(Recorded data)
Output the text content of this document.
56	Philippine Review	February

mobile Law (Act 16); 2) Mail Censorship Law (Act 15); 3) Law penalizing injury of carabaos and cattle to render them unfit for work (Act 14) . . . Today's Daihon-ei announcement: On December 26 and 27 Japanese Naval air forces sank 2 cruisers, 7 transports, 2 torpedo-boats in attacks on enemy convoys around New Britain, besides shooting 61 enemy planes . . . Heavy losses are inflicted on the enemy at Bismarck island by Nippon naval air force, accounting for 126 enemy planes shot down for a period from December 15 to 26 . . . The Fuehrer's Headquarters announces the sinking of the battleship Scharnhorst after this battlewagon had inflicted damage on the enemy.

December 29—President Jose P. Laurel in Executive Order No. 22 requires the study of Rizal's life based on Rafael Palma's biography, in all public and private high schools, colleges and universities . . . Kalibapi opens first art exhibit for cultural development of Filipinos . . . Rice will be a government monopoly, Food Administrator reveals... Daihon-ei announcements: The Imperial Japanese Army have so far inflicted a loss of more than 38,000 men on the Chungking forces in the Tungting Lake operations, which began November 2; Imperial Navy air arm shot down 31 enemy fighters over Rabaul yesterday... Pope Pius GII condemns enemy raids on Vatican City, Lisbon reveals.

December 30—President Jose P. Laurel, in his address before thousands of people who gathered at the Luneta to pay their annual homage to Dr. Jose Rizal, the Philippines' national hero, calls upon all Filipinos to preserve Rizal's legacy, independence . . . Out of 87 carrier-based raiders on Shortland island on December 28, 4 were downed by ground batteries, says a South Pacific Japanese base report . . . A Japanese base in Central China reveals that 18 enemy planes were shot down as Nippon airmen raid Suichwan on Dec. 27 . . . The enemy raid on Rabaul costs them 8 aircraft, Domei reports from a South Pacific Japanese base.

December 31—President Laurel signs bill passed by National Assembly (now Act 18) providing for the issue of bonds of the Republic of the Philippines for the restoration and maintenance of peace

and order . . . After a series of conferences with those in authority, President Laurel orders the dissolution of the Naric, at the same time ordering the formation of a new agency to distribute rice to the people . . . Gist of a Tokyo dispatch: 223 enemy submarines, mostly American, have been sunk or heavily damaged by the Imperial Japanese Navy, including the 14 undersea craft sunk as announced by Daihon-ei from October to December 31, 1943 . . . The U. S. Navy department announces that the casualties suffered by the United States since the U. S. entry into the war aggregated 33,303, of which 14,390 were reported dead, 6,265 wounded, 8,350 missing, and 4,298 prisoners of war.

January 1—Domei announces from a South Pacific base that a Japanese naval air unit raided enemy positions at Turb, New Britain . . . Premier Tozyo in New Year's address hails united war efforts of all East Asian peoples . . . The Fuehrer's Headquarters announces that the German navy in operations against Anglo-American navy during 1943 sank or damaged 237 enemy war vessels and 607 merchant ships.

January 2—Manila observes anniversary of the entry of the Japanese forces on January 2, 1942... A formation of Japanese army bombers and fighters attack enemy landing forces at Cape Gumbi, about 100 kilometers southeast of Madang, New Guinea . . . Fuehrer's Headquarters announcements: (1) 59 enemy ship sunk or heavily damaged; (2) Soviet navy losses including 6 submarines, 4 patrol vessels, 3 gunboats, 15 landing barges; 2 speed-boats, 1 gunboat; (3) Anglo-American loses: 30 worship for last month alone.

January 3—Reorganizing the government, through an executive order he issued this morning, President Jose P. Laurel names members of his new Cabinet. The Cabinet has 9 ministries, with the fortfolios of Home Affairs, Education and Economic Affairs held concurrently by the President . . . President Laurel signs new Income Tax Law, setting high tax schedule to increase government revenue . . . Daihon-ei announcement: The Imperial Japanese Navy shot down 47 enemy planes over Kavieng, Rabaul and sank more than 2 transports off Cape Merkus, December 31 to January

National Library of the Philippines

* _EXERCISE AIM_: Copy out each line above, character for character.

* _ANSWER TO THIS PROBLEM_:
Output the text content of this document.
56	Philippine Review	February

mobile Law (Act 16); 2) Mail Censorship Law (Act 15); 3) Law penalizing injury of carabaos and cattle to render them unfit for work (Act 14) . . . Today's Daihon-ei announcement: On December 26 and 27 Japanese Naval air forces sank 2 cruisers, 7 transports, 2 torpedo-boats in attacks on enemy convoys around New Britain, besides shooting 61 enemy planes . . . Heavy losses are inflicted on the enemy at Bismarck island by Nippon naval air force, accounting for 126 enemy planes shot down for a period from December 15 to 26 . . . The Fuehrer's Headquarters announces the sinking of the battleship Scharnhorst after this battlewagon had inflicted damage on the enemy.

December 29—President Jose P. Laurel in Executive Order No. 22 requires the study of Rizal's life based on Rafael Palma's biography, in all public and private high schools, colleges and universities . . . Kalibapi opens first art exhibit for cultural development of Filipinos . . . Rice will be a government monopoly, Food Administrator reveals... Daihon-ei announcements: The Imperial Japanese Army have so far inflicted a loss of more than 38,000 men on the Chungking forces in the Tungting Lake operations, which began November 2; Imperial Navy air arm shot down 31 enemy fighters over Rabaul yesterday... Pope Pius GII condemns enemy raids on Vatican City, Lisbon reveals.

December 30—President Jose P. Laurel, in his address before thousands of people who gathered at the Luneta to pay their annual homage to Dr. Jose Rizal, the Philippines' national hero, calls upon all Filipinos to preserve Rizal's legacy, independence . . . Out of 87 carrier-based raiders on Shortland island on December 28, 4 were downed by ground batteries, says a South Pacific Japanese base report . . . A Japanese base in Central China reveals that 18 enemy planes were shot down as Nippon airmen raid Suichwan on Dec. 27 . . . The enemy raid on Rabaul costs them 8 aircraft, Domei reports from a South Pacific Japanese base.

December 31—President Laurel signs bill passed by National Assembly (now Act 18) providing for the issue of bonds of the Republic of the Philippines for the restoration and maintenance of peace

and order . . . After a series of conferences with those in authority, President Laurel orders the dissolution of the Naric, at the same time ordering the formation of a new agency to distribute rice to the people . . . Gist of a Tokyo dispatch: 223 enemy submarines, mostly American, have been sunk or heavily damaged by the Imperial Japanese Navy, including the 14 undersea craft sunk as announced by Daihon-ei from October to December 31, 1943 . . . The U. S. Navy department announces that the casualties suffered by the United States since the U. S. entry into the war aggregated 33,303, of which 14,390 were reported dead, 6,265 wounded, 8,350 missing, and 4,298 prisoners of war.

January 1—Domei announces from a South Pacific base that a Japanese naval air unit raided enemy positions at Turb, New Britain . . . Premier Tozyo in New Year's address hails united war efforts of all East Asian peoples . . . The Fuehrer's Headquarters announces that the German navy in operations against Anglo-American navy during 1943 sank or damaged 237 enemy war vessels and 607 merchant ships.

January 2—Manila observes anniversary of the entry of the Japanese forces on January 2, 1942... A formation of Japanese army bombers and fighters attack enemy landing forces at Cape Gumbi, about 100 kilometers southeast of Madang, New Guinea . . . Fuehrer's Headquarters announcements: (1) 59 enemy ship sunk or heavily damaged; (2) Soviet navy losses including 6 submarines, 4 patrol vessels, 3 gunboats, 15 landing barges; 2 speed-boats, 1 gunboat; (3) Anglo-American loses: 30 worship for last month alone.

January 3—Reorganizing the government, through an executive order he issued this morning, President Jose P. Laurel names members of his new Cabinet. The Cabinet has 9 ministries, with the fortfolios of Home Affairs, Education and Economic Affairs held concurrently by the President . . . President Laurel signs new Income Tax Law, setting high tax schedule to increase government revenue . . . Daihon-ei announcement: The Imperial Japanese Navy shot down 47 enemy planes over Kavieng, Rabaul and sank more than 2 transports off Cape Merkus, December 31 to January

National Library of the Philippines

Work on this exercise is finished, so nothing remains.